(Records about charts and figures)
* Start *

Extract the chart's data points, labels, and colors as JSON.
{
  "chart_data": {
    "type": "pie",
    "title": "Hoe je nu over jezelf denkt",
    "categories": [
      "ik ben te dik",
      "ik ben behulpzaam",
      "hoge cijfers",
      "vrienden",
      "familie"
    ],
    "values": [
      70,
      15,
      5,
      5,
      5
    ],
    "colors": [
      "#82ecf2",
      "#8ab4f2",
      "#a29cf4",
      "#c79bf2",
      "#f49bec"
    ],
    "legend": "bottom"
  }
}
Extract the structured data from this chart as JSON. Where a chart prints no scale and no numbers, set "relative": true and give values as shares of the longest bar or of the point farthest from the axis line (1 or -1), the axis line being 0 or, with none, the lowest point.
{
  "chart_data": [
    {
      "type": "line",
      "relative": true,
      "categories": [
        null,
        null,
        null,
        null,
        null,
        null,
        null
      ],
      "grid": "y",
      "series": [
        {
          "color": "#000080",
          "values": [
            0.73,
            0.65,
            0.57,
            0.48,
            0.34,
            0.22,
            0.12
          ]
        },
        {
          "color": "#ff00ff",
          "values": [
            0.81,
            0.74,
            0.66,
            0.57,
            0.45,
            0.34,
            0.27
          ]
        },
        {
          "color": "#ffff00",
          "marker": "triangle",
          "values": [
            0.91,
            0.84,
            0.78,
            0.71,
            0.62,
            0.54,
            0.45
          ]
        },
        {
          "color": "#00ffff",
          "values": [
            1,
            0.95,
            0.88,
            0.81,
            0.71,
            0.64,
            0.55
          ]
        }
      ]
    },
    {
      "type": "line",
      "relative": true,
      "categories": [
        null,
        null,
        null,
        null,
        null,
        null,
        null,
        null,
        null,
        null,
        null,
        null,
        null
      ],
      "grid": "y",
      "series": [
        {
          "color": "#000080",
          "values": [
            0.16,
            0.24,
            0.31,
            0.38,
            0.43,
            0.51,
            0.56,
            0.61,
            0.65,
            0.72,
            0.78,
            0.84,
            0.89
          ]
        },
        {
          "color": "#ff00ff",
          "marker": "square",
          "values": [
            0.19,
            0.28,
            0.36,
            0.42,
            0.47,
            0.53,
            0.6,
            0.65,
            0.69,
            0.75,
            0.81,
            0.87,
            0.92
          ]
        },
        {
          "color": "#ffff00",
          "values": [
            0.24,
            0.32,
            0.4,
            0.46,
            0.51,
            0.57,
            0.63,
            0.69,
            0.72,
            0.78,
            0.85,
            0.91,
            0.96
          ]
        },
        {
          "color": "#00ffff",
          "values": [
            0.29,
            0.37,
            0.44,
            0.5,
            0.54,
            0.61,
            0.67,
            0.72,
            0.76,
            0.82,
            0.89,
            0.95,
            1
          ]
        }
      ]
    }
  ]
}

* End *

# DIRECTIVE
The records above must be repeated exactly, every one of them.

# ANSWER TO THE TASK
Extract the chart's data points, labels, and colors as JSON.
{
  "chart_data": {
    "type": "pie",
    "title": "Hoe je nu over jezelf denkt",
    "categories": [
      "ik ben te dik",
      "ik ben behulpzaam",
      "hoge cijfers",
      "vrienden",
      "familie"
    ],
    "values": [
      70,
      15,
      5,
      5,
      5
    ],
    "colors": [
      "#82ecf2",
      "#8ab4f2",
      "#a29cf4",
      "#c79bf2",
      "#f49bec"
    ],
    "legend": "bottom"
  }
}
Extract the structured data from this chart as JSON. Where a chart prints no scale and no numbers, set "relative": true and give values as shares of the longest bar or of the point farthest from the axis line (1 or -1), the axis line being 0 or, with none, the lowest point.
{
  "chart_data": [
    {
      "type": "line",
      "relative": true,
      "categories": [
        null,
        null,
        null,
        null,
        null,
        null,
        null
      ],
      "grid": "y",
      "series": [
        {
          "color": "#000080",
          "values": [
            0.73,
            0.65,
            0.57,
            0.48,
            0.34,
            0.22,
            0.12
          ]
        },
        {
          "color": "#ff00ff",
          "values": [
            0.81,
            0.74,
            0.66,
            0.57,
            0.45,
            0.34,
            0.27
          ]
        },
        {
          "color": "#ffff00",
          "marker": "triangle",
          "values": [
            0.91,
            0.84,
            0.78,
            0.71,
            0.62,
            0.54,
            0.45
          ]
        },
        {
          "color": "#00ffff",
          "values": [
            1,
            0.95,
            0.88,
            0.81,
            0.71,
            0.64,
            0.55
          ]
        }
      ]
    },
    {
      "type": "line",
      "relative": true,
      "categories": [
        null,
        null,
        null,
        null,
        null,
        null,
        null,
        null,
        null,
        null,
        null,
        null,
        null
      ],
      "grid": "y",
      "series": [
        {
          "color": "#000080",
          "values": [
            0.16,
            0.24,
            0.31,
            0.38,
            0.43,
            0.51,
            0.56,
            0.61,
            0.65,
            0.72,
            0.78,
            0.84,
            0.89
          ]
        },
        {
          "color": "#ff00ff",
          "marker": "square",
          "values": [
            0.19,
            0.28,
            0.36,
            0.42,
            0.47,
            0.53,
            0.6,
            0.65,
            0.69,
            0.75,
            0.81,
            0.87,
            0.92
          ]
        },
        {
          "color": "#ffff00",
          "values": [
            0.24,
            0.32,
            0.4,
            0.46,
            0.51,
            0.57,
            0.63,
            0.69,
            0.72,
            0.78,
            0.85,
            0.91,
            0.96
          ]
        },
        {
          "color": "#00ffff",
          "values": [
            0.29,
            0.37,
            0.44,
            0.5,
            0.54,
            0.61,
            0.67,
            0.72,
            0.76,
            0.82,
            0.89,
            0.95,
            1
          ]
        }
      ]
    }
  ]
}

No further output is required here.